— Start of Data for this exercise —

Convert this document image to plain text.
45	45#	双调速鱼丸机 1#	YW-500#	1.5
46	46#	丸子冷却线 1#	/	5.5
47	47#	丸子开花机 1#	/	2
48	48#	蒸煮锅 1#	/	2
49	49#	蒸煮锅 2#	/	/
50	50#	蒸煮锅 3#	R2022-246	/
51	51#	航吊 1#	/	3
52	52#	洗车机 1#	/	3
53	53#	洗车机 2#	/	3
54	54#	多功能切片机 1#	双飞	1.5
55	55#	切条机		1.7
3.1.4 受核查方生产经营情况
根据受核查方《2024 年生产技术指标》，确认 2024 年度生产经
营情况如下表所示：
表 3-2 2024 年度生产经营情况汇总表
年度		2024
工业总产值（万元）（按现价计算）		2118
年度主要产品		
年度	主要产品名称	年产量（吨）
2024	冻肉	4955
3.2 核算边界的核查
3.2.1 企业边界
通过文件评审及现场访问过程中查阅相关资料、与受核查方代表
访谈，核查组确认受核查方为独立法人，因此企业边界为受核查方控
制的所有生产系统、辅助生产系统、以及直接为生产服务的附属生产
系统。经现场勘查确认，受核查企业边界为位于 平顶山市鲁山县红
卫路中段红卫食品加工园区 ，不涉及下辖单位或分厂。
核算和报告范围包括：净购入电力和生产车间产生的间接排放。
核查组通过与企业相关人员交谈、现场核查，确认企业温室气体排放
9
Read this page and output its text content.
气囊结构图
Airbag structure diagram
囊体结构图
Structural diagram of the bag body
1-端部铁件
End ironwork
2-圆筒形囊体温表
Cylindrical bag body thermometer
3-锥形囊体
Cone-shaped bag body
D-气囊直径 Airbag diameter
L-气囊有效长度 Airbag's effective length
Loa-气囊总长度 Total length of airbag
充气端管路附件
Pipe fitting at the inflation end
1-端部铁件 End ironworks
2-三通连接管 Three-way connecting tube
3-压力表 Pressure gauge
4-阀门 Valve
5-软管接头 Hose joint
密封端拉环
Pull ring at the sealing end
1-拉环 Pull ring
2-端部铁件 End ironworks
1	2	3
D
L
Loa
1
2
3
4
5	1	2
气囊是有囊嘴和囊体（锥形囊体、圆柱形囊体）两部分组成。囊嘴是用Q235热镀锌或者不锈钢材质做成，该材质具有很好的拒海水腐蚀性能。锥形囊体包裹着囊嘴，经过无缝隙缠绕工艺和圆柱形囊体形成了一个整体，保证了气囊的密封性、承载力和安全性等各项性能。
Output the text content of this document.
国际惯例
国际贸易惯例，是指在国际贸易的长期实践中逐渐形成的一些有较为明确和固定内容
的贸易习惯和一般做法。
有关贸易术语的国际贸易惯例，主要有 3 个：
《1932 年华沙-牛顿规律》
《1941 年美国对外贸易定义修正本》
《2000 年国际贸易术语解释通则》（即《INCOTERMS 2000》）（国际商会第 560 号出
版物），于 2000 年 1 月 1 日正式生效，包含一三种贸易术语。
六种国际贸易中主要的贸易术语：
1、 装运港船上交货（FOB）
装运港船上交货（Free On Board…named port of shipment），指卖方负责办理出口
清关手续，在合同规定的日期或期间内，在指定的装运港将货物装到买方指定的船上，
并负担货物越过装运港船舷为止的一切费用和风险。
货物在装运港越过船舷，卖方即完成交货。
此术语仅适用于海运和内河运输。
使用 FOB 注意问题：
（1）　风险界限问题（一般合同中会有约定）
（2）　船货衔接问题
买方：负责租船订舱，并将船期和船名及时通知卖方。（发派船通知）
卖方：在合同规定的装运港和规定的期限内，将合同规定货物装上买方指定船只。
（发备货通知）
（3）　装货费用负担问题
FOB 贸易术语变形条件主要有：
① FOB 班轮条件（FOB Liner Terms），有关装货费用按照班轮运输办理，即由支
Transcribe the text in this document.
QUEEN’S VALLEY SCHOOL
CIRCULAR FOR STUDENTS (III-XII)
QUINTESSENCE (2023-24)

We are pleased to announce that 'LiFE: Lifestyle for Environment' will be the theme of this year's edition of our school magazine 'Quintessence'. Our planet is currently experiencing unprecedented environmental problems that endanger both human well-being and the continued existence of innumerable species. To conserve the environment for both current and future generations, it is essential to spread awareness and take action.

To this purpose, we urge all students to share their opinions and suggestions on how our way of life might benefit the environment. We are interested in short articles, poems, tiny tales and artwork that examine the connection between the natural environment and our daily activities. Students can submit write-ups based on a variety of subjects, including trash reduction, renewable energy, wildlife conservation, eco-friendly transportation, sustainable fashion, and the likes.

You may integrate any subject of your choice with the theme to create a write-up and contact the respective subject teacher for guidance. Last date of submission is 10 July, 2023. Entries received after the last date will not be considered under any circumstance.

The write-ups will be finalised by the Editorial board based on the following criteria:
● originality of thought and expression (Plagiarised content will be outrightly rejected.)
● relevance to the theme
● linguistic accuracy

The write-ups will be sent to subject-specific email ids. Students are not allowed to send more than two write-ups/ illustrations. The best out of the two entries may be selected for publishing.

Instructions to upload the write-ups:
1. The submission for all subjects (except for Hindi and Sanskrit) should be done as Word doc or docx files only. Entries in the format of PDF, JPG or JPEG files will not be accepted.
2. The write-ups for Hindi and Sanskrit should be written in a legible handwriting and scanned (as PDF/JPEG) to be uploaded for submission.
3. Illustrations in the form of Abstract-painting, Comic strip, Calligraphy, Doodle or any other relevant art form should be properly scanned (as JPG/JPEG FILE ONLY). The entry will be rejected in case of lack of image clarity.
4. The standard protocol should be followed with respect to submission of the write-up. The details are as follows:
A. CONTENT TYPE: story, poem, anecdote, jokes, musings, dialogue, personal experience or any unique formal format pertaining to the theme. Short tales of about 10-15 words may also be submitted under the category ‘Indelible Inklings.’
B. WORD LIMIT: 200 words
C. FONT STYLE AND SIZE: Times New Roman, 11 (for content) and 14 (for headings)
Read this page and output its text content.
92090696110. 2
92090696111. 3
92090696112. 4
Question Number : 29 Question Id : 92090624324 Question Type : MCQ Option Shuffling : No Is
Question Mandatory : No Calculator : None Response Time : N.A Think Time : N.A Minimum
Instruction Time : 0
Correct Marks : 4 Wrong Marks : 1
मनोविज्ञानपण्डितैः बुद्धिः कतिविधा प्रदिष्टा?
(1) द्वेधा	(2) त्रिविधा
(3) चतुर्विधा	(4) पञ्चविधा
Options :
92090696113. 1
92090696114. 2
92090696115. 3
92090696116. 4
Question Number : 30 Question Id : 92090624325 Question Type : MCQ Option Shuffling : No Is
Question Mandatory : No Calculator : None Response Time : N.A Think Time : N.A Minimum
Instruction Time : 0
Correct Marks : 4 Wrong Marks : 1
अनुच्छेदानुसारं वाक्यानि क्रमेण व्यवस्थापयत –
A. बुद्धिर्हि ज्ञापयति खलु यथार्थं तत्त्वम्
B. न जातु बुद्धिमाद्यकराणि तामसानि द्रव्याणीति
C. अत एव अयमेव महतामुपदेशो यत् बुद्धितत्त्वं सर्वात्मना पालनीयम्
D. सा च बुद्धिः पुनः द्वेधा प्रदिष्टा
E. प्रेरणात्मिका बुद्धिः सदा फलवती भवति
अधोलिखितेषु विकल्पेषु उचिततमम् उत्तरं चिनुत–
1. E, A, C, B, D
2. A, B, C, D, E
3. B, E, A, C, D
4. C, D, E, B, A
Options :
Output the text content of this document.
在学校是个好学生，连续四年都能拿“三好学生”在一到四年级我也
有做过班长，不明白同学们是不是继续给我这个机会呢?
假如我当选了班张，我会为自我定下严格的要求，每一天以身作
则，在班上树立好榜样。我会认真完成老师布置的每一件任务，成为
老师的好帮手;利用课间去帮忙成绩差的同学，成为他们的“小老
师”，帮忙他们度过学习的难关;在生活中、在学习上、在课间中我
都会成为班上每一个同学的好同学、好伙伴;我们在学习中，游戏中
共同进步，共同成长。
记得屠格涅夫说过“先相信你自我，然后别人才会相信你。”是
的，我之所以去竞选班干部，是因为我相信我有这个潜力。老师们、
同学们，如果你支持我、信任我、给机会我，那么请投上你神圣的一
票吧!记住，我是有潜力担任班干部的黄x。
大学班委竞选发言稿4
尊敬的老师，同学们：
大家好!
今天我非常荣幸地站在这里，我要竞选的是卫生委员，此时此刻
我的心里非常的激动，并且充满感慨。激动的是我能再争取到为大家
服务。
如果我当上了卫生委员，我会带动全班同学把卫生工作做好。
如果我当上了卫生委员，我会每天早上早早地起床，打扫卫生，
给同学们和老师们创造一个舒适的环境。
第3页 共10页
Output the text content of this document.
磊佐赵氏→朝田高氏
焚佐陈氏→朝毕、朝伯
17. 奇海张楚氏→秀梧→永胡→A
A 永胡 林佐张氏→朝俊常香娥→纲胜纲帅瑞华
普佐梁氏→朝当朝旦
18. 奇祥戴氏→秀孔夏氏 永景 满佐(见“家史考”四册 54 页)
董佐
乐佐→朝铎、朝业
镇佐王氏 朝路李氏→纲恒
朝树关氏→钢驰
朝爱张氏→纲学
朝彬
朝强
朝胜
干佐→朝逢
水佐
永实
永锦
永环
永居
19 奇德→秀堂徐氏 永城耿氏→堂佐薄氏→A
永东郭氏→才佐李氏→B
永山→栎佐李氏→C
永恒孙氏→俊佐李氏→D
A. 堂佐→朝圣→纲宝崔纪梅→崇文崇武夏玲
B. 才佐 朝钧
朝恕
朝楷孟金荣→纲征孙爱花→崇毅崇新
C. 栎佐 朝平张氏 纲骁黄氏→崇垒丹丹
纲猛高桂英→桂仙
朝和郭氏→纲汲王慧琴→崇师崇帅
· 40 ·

— End of Data for this exercise —

Objective =>
Whenever "subjects" turns up in a line, pick that line out.

The answer =>
To this purpose, we urge all students to share their opinions and suggestions on how our way of life might benefit the environment. We are interested in short articles, poems, tiny tales and artwork that examine the connection between the natural environment and our daily activities. Students can submit write-ups based on a variety of subjects, including trash reduction, renewable energy, wildlife conservation, eco-friendly transportation, sustainable fashion, and the likes.
1. The submission for all subjects (except for Hindi and Sanskrit) should be done as Word doc or docx files only. Entries in the format of PDF, JPG or JPEG files will not be accepted.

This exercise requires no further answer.